— BEGIN ENTRIES —
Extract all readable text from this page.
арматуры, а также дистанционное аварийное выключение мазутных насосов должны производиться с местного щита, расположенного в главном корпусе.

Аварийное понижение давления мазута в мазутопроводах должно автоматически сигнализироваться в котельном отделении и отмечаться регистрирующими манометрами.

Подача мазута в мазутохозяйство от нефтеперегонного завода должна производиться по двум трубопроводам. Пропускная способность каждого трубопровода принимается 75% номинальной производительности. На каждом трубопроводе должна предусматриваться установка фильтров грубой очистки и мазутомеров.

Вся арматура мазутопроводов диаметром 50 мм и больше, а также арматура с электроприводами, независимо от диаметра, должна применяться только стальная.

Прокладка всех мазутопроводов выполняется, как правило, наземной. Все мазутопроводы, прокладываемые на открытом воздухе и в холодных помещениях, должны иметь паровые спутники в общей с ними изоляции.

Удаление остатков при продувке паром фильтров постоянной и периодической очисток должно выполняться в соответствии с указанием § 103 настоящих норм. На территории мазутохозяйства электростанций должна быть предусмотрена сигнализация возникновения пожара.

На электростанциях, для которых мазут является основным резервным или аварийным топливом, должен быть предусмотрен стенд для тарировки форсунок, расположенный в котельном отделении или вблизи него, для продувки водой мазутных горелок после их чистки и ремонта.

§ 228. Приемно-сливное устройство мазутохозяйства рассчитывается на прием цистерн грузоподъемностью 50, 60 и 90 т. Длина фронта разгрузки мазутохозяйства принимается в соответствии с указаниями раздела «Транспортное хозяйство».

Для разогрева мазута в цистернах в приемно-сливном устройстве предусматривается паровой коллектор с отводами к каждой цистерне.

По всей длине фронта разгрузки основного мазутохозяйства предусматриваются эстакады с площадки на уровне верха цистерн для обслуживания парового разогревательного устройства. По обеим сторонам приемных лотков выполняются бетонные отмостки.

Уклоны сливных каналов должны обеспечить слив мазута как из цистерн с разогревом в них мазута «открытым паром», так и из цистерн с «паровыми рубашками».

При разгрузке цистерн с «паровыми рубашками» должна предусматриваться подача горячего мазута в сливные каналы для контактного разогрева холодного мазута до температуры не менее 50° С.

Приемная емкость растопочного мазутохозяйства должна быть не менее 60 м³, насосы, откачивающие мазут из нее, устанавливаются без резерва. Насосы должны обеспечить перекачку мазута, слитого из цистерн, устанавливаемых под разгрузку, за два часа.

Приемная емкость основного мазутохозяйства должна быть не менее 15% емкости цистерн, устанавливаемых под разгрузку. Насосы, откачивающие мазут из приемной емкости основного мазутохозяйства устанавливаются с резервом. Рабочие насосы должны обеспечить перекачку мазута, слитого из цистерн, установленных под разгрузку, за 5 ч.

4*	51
— END ENTRIES —
**SHORT EXERCISE:** Retype the listing exactly, in full.

**FINAL RESULT:**
Extract all readable text from this page.
арматуры, а также дистанционное аварийное выключение мазутных насосов должны производиться с местного щита, расположенного в главном корпусе.

Аварийное понижение давления мазута в мазутопроводах должно автоматически сигнализироваться в котельном отделении и отмечаться регистрирующими манометрами.

Подача мазута в мазутохозяйство от нефтеперегонного завода должна производиться по двум трубопроводам. Пропускная способность каждого трубопровода принимается 75% номинальной производительности. На каждом трубопроводе должна предусматриваться установка фильтров грубой очистки и мазутомеров.

Вся арматура мазутопроводов диаметром 50 мм и больше, а также арматура с электроприводами, независимо от диаметра, должна применяться только стальная.

Прокладка всех мазутопроводов выполняется, как правило, наземной. Все мазутопроводы, прокладываемые на открытом воздухе и в холодных помещениях, должны иметь паровые спутники в общей с ними изоляции.

Удаление остатков при продувке паром фильтров постоянной и периодической очисток должно выполняться в соответствии с указанием § 103 настоящих норм. На территории мазутохозяйства электростанций должна быть предусмотрена сигнализация возникновения пожара.

На электростанциях, для которых мазут является основным резервным или аварийным топливом, должен быть предусмотрен стенд для тарировки форсунок, расположенный в котельном отделении или вблизи него, для продувки водой мазутных горелок после их чистки и ремонта.

§ 228. Приемно-сливное устройство мазутохозяйства рассчитывается на прием цистерн грузоподъемностью 50, 60 и 90 т. Длина фронта разгрузки мазутохозяйства принимается в соответствии с указаниями раздела «Транспортное хозяйство».

Для разогрева мазута в цистернах в приемно-сливном устройстве предусматривается паровой коллектор с отводами к каждой цистерне.

По всей длине фронта разгрузки основного мазутохозяйства предусматриваются эстакады с площадки на уровне верха цистерн для обслуживания парового разогревательного устройства. По обеим сторонам приемных лотков выполняются бетонные отмостки.

Уклоны сливных каналов должны обеспечить слив мазута как из цистерн с разогревом в них мазута «открытым паром», так и из цистерн с «паровыми рубашками».

При разгрузке цистерн с «паровыми рубашками» должна предусматриваться подача горячего мазута в сливные каналы для контактного разогрева холодного мазута до температуры не менее 50° С.

Приемная емкость растопочного мазутохозяйства должна быть не менее 60 м³, насосы, откачивающие мазут из нее, устанавливаются без резерва. Насосы должны обеспечить перекачку мазута, слитого из цистерн, устанавливаемых под разгрузку, за два часа.

Приемная емкость основного мазутохозяйства должна быть не менее 15% емкости цистерн, устанавливаемых под разгрузку. Насосы, откачивающие мазут из приемной емкости основного мазутохозяйства устанавливаются с резервом. Рабочие насосы должны обеспечить перекачку мазута, слитого из цистерн, установленных под разгрузку, за 5 ч.

4*	51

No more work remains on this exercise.